- **Problem requirements**: From the listing, collect all lines containing the word "JSON".

(Figure collection entries)
-----
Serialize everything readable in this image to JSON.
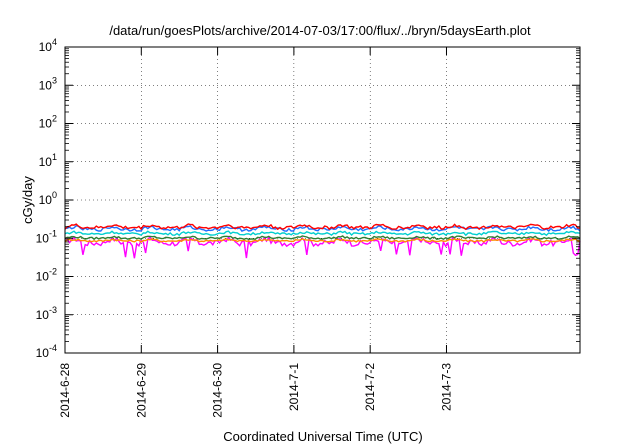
{
  "chart_data": {
    "type": "line",
    "title": "/data/run/goesPlots/archive/2014-07-03/17:00/flux/../bryn/5daysEarth.plot",
    "xlabel": "Coordinated Universal Time (UTC)",
    "ylabel": "cGy/day",
    "y_scale": "log",
    "ylim": [
      0.0001,
      10000
    ],
    "y_ticks": [
      {
        "value": 10000,
        "base": "10",
        "exp": "4"
      },
      {
        "value": 1000,
        "base": "10",
        "exp": "3"
      },
      {
        "value": 100,
        "base": "10",
        "exp": "2"
      },
      {
        "value": 10,
        "base": "10",
        "exp": "1"
      },
      {
        "value": 1,
        "base": "10",
        "exp": "0"
      },
      {
        "value": 0.1,
        "base": "10",
        "exp": "-1"
      },
      {
        "value": 0.01,
        "base": "10",
        "exp": "-2"
      },
      {
        "value": 0.001,
        "base": "10",
        "exp": "-3"
      },
      {
        "value": 0.0001,
        "base": "10",
        "exp": "-4"
      }
    ],
    "xlim_days": [
      0,
      6.75
    ],
    "x_ticks": [
      {
        "label": "2014-6-28",
        "day": 0
      },
      {
        "label": "2014-6-29",
        "day": 1
      },
      {
        "label": "2014-6-30",
        "day": 2
      },
      {
        "label": "2014-7-1",
        "day": 3
      },
      {
        "label": "2014-7-2",
        "day": 4
      },
      {
        "label": "2014-7-3",
        "day": 5
      }
    ],
    "grid": true,
    "legend": "none",
    "series": [
      {
        "color": "#ff00ff",
        "base": 0.075,
        "variability": 0.35,
        "dips": true
      },
      {
        "color": "#ff8c00",
        "base": 0.085,
        "variability": 0.12,
        "dips": false
      },
      {
        "color": "#2e7d32",
        "base": 0.1,
        "variability": 0.12,
        "dips": false
      },
      {
        "color": "#00cfcf",
        "base": 0.13,
        "variability": 0.15,
        "dips": false
      },
      {
        "color": "#1f6fff",
        "base": 0.17,
        "variability": 0.2,
        "dips": false
      },
      {
        "color": "#ff0000",
        "base": 0.19,
        "variability": 0.2,
        "dips": false
      }
    ]
  }
}
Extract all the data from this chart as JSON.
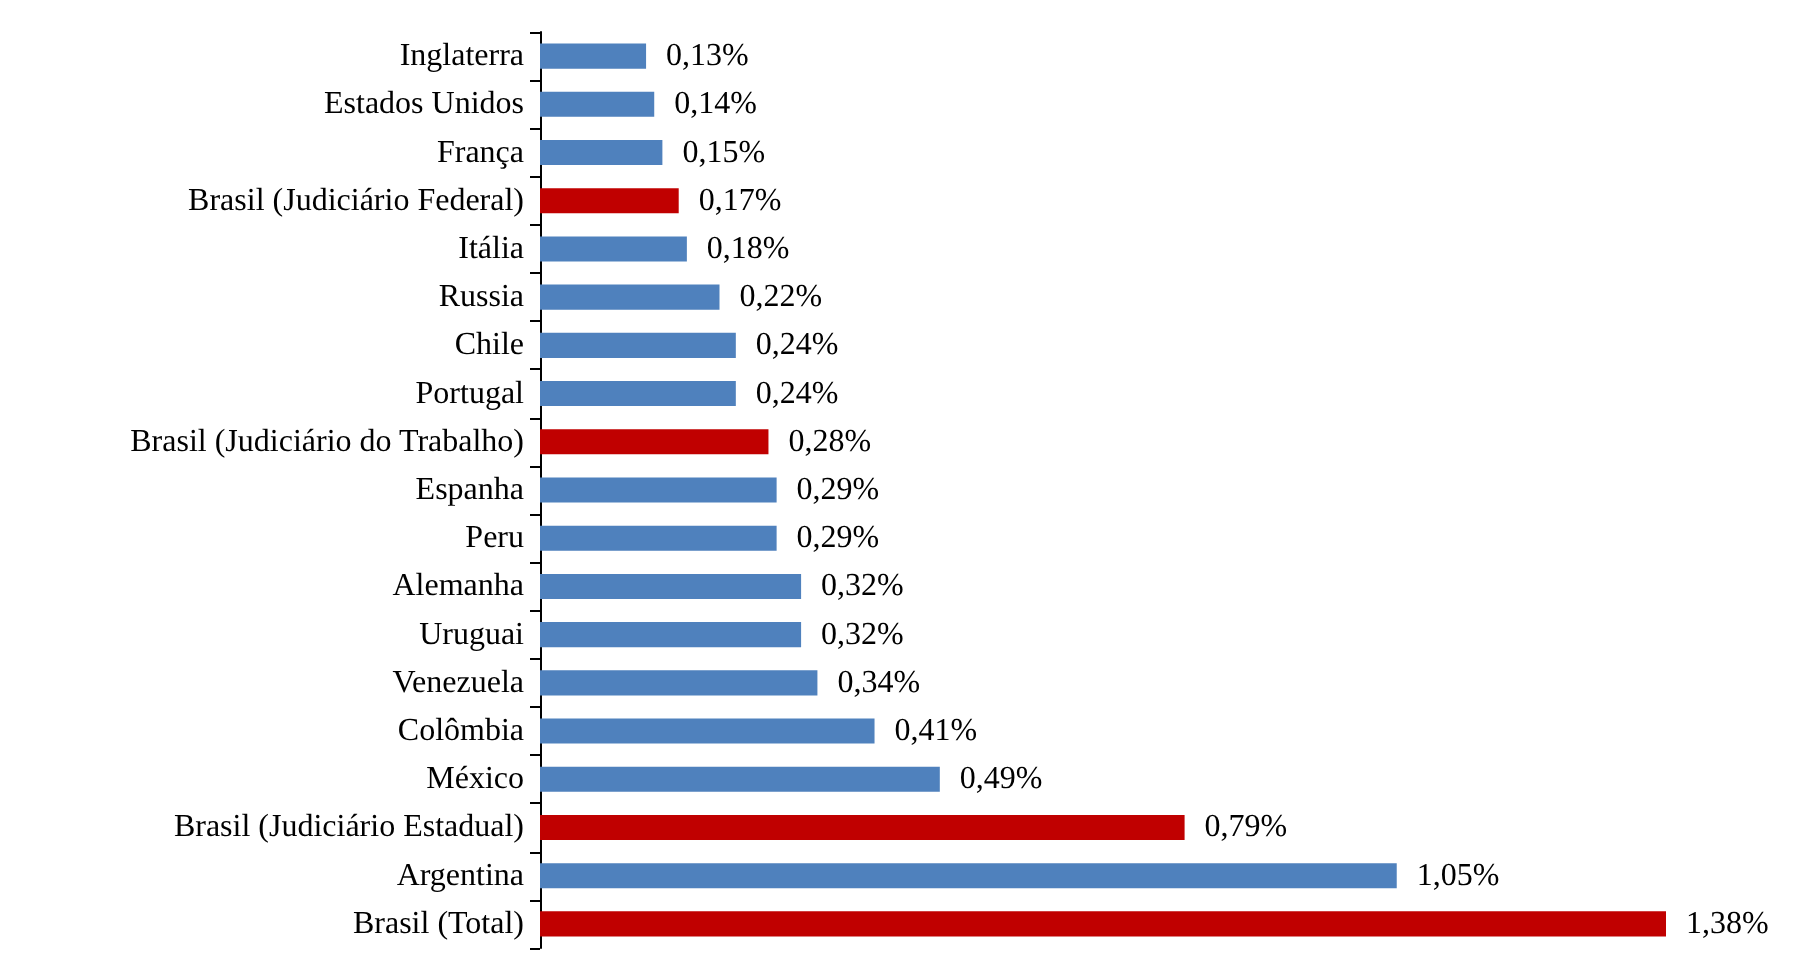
{
  "chart_data": {
    "type": "bar",
    "orientation": "horizontal",
    "categories": [
      "Inglaterra",
      "Estados Unidos",
      "França",
      "Brasil (Judiciário Federal)",
      "Itália",
      "Russia",
      "Chile",
      "Portugal",
      "Brasil (Judiciário do Trabalho)",
      "Espanha",
      "Peru",
      "Alemanha",
      "Uruguai",
      "Venezuela",
      "Colômbia",
      "México",
      "Brasil (Judiciário Estadual)",
      "Argentina",
      "Brasil (Total)"
    ],
    "values": [
      0.13,
      0.14,
      0.15,
      0.17,
      0.18,
      0.22,
      0.24,
      0.24,
      0.28,
      0.29,
      0.29,
      0.32,
      0.32,
      0.34,
      0.41,
      0.49,
      0.79,
      1.05,
      1.38
    ],
    "colors": [
      "#4f81bd",
      "#4f81bd",
      "#4f81bd",
      "#c00000",
      "#4f81bd",
      "#4f81bd",
      "#4f81bd",
      "#4f81bd",
      "#c00000",
      "#4f81bd",
      "#4f81bd",
      "#4f81bd",
      "#4f81bd",
      "#4f81bd",
      "#4f81bd",
      "#4f81bd",
      "#c00000",
      "#4f81bd",
      "#c00000"
    ],
    "value_labels": [
      "0,13%",
      "0,14%",
      "0,15%",
      "0,17%",
      "0,18%",
      "0,22%",
      "0,24%",
      "0,24%",
      "0,28%",
      "0,29%",
      "0,29%",
      "0,32%",
      "0,32%",
      "0,34%",
      "0,41%",
      "0,49%",
      "0,79%",
      "1,05%",
      "1,38%"
    ]
  }
}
-----
- **The solution**:
Serialize everything readable in this image to JSON.
Extract all the data from this chart as JSON.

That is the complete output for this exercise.